:: REQUIREMENT ::
Go through the listing and write out all of it exactly.
** Start of THE DATA **
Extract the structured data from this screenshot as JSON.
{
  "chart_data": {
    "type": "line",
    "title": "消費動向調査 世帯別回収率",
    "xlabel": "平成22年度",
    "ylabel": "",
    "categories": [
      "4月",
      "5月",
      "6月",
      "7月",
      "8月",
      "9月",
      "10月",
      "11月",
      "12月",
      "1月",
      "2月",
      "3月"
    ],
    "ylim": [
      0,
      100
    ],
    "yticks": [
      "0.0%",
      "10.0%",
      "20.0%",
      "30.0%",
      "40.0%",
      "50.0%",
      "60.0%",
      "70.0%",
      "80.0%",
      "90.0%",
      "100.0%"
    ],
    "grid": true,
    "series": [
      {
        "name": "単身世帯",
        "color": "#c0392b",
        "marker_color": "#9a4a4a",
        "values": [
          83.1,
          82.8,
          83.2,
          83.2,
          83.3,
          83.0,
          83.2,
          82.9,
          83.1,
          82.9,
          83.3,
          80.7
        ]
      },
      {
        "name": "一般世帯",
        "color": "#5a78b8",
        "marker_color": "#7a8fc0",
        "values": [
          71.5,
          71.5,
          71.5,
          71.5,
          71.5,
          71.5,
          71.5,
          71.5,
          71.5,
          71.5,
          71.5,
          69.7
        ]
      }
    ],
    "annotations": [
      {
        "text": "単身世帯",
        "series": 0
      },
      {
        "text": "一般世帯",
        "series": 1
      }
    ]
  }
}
** End of THE DATA **
:: RESPONSE ::
Extract the structured data from this screenshot as JSON.
{
  "chart_data": {
    "type": "line",
    "title": "消費動向調査 世帯別回収率",
    "xlabel": "平成22年度",
    "ylabel": "",
    "categories": [
      "4月",
      "5月",
      "6月",
      "7月",
      "8月",
      "9月",
      "10月",
      "11月",
      "12月",
      "1月",
      "2月",
      "3月"
    ],
    "ylim": [
      0,
      100
    ],
    "yticks": [
      "0.0%",
      "10.0%",
      "20.0%",
      "30.0%",
      "40.0%",
      "50.0%",
      "60.0%",
      "70.0%",
      "80.0%",
      "90.0%",
      "100.0%"
    ],
    "grid": true,
    "series": [
      {
        "name": "単身世帯",
        "color": "#c0392b",
        "marker_color": "#9a4a4a",
        "values": [
          83.1,
          82.8,
          83.2,
          83.2,
          83.3,
          83.0,
          83.2,
          82.9,
          83.1,
          82.9,
          83.3,
          80.7
        ]
      },
      {
        "name": "一般世帯",
        "color": "#5a78b8",
        "marker_color": "#7a8fc0",
        "values": [
          71.5,
          71.5,
          71.5,
          71.5,
          71.5,
          71.5,
          71.5,
          71.5,
          71.5,
          71.5,
          71.5,
          69.7
        ]
      }
    ],
    "annotations": [
      {
        "text": "単身世帯",
        "series": 0
      },
      {
        "text": "一般世帯",
        "series": 1
      }
    ]
  }
}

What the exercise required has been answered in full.